== Given instruction ==
Output every entry exactly, from the first line to the last.

-----

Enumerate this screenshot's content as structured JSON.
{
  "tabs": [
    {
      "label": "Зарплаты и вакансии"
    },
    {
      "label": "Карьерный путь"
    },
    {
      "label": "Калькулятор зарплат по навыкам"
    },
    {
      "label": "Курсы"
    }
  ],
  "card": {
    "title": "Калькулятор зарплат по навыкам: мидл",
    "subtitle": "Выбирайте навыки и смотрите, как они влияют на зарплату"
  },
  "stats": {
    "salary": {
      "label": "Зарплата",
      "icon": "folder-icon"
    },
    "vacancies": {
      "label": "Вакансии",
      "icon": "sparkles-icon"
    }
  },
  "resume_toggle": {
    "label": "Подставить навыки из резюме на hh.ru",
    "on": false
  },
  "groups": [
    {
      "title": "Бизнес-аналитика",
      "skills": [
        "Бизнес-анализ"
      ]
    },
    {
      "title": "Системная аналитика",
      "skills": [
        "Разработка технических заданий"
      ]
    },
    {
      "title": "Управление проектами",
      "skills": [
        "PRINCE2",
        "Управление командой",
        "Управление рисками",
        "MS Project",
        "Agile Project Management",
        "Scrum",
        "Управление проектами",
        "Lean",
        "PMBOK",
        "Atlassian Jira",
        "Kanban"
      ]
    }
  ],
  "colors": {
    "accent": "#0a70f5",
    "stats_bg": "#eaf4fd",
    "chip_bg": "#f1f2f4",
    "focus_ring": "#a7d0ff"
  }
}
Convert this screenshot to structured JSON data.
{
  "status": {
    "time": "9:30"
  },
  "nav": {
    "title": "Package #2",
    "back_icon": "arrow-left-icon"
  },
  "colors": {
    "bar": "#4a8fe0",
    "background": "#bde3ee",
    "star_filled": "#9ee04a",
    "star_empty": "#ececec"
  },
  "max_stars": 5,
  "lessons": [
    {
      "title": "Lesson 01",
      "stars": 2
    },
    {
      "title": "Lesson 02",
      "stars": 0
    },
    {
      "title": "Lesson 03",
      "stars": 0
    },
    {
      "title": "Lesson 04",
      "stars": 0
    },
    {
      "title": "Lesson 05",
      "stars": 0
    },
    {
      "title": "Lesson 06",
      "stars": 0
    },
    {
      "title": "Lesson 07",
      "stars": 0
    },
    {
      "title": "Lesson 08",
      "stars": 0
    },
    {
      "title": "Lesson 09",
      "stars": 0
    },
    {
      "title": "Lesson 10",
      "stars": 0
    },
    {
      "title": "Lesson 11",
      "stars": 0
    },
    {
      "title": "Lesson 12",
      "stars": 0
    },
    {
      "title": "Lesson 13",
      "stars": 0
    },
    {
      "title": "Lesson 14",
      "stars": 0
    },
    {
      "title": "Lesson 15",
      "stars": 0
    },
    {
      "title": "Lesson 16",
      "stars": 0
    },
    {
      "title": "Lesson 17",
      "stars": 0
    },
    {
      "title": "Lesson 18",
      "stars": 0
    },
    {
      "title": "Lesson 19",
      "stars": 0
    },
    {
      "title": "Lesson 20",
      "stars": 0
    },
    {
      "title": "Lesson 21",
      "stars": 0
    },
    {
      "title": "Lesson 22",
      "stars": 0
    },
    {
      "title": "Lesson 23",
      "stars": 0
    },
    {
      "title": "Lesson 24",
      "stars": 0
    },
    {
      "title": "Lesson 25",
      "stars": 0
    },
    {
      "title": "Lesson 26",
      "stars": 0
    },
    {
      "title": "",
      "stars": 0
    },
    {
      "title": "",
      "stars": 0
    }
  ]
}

-----

== Task result ==
Enumerate this screenshot's content as structured JSON.
{
  "tabs": [
    {
      "label": "Зарплаты и вакансии"
    },
    {
      "label": "Карьерный путь"
    },
    {
      "label": "Калькулятор зарплат по навыкам"
    },
    {
      "label": "Курсы"
    }
  ],
  "card": {
    "title": "Калькулятор зарплат по навыкам: мидл",
    "subtitle": "Выбирайте навыки и смотрите, как они влияют на зарплату"
  },
  "stats": {
    "salary": {
      "label": "Зарплата",
      "icon": "folder-icon"
    },
    "vacancies": {
      "label": "Вакансии",
      "icon": "sparkles-icon"
    }
  },
  "resume_toggle": {
    "label": "Подставить навыки из резюме на hh.ru",
    "on": false
  },
  "groups": [
    {
      "title": "Бизнес-аналитика",
      "skills": [
        "Бизнес-анализ"
      ]
    },
    {
      "title": "Системная аналитика",
      "skills": [
        "Разработка технических заданий"
      ]
    },
    {
      "title": "Управление проектами",
      "skills": [
        "PRINCE2",
        "Управление командой",
        "Управление рисками",
        "MS Project",
        "Agile Project Management",
        "Scrum",
        "Управление проектами",
        "Lean",
        "PMBOK",
        "Atlassian Jira",
        "Kanban"
      ]
    }
  ],
  "colors": {
    "accent": "#0a70f5",
    "stats_bg": "#eaf4fd",
    "chip_bg": "#f1f2f4",
    "focus_ring": "#a7d0ff"
  }
}
Convert this screenshot to structured JSON data.
{
  "status": {
    "time": "9:30"
  },
  "nav": {
    "title": "Package #2",
    "back_icon": "arrow-left-icon"
  },
  "colors": {
    "bar": "#4a8fe0",
    "background": "#bde3ee",
    "star_filled": "#9ee04a",
    "star_empty": "#ececec"
  },
  "max_stars": 5,
  "lessons": [
    {
      "title": "Lesson 01",
      "stars": 2
    },
    {
      "title": "Lesson 02",
      "stars": 0
    },
    {
      "title": "Lesson 03",
      "stars": 0
    },
    {
      "title": "Lesson 04",
      "stars": 0
    },
    {
      "title": "Lesson 05",
      "stars": 0
    },
    {
      "title": "Lesson 06",
      "stars": 0
    },
    {
      "title": "Lesson 07",
      "stars": 0
    },
    {
      "title": "Lesson 08",
      "stars": 0
    },
    {
      "title": "Lesson 09",
      "stars": 0
    },
    {
      "title": "Lesson 10",
      "stars": 0
    },
    {
      "title": "Lesson 11",
      "stars": 0
    },
    {
      "title": "Lesson 12",
      "stars": 0
    },
    {
      "title": "Lesson 13",
      "stars": 0
    },
    {
      "title": "Lesson 14",
      "stars": 0
    },
    {
      "title": "Lesson 15",
      "stars": 0
    },
    {
      "title": "Lesson 16",
      "stars": 0
    },
    {
      "title": "Lesson 17",
      "stars": 0
    },
    {
      "title": "Lesson 18",
      "stars": 0
    },
    {
      "title": "Lesson 19",
      "stars": 0
    },
    {
      "title": "Lesson 20",
      "stars": 0
    },
    {
      "title": "Lesson 21",
      "stars": 0
    },
    {
      "title": "Lesson 22",
      "stars": 0
    },
    {
      "title": "Lesson 23",
      "stars": 0
    },
    {
      "title": "Lesson 24",
      "stars": 0
    },
    {
      "title": "Lesson 25",
      "stars": 0
    },
    {
      "title": "Lesson 26",
      "stars": 0
    },
    {
      "title": "",
      "stars": 0
    },
    {
      "title": "",
      "stars": 0
    }
  ]
}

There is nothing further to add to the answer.